Stored records
++++

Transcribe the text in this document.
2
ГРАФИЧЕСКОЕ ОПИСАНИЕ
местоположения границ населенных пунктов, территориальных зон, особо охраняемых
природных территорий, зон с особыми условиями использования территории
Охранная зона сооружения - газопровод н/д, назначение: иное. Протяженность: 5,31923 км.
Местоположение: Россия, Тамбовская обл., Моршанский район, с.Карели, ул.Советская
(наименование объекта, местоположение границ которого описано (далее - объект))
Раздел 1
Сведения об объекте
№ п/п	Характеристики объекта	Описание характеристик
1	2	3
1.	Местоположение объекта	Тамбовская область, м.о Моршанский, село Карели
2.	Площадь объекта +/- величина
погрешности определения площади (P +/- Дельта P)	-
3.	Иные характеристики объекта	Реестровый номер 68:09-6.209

++++

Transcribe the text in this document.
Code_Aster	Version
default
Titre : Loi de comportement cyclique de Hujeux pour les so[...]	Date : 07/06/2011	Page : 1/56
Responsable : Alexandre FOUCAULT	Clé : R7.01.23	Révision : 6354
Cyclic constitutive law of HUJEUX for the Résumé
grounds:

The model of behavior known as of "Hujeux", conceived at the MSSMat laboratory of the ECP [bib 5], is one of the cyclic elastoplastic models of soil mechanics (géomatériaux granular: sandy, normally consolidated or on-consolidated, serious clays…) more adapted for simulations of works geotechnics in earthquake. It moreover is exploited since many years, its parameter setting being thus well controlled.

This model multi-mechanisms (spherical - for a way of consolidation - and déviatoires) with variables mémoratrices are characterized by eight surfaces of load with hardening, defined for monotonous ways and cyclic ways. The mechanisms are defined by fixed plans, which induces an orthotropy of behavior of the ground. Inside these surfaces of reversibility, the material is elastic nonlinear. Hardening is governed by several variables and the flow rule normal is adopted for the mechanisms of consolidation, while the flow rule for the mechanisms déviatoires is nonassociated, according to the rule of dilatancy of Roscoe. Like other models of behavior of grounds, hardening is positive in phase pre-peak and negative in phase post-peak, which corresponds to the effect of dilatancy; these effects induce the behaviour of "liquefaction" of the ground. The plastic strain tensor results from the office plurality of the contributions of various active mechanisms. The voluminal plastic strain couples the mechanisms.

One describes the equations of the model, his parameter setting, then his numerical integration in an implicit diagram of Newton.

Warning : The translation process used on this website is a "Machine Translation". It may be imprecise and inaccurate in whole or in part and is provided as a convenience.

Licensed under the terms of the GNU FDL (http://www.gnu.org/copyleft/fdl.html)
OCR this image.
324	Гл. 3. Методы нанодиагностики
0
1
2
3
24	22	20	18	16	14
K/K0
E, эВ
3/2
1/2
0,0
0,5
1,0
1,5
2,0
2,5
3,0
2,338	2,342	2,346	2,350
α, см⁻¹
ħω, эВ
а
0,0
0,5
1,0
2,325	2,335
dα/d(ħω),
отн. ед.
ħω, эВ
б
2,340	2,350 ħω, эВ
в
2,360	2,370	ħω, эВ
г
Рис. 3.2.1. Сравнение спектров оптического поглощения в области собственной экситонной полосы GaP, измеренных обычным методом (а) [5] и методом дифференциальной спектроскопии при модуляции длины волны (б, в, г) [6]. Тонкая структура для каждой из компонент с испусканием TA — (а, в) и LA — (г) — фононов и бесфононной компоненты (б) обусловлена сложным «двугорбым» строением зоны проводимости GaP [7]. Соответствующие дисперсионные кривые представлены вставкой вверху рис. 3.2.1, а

++++

(Exercise instructions) Your answer should be one number: how many lines of the listing include the word "Моршанский".

(Answer to the problem) 2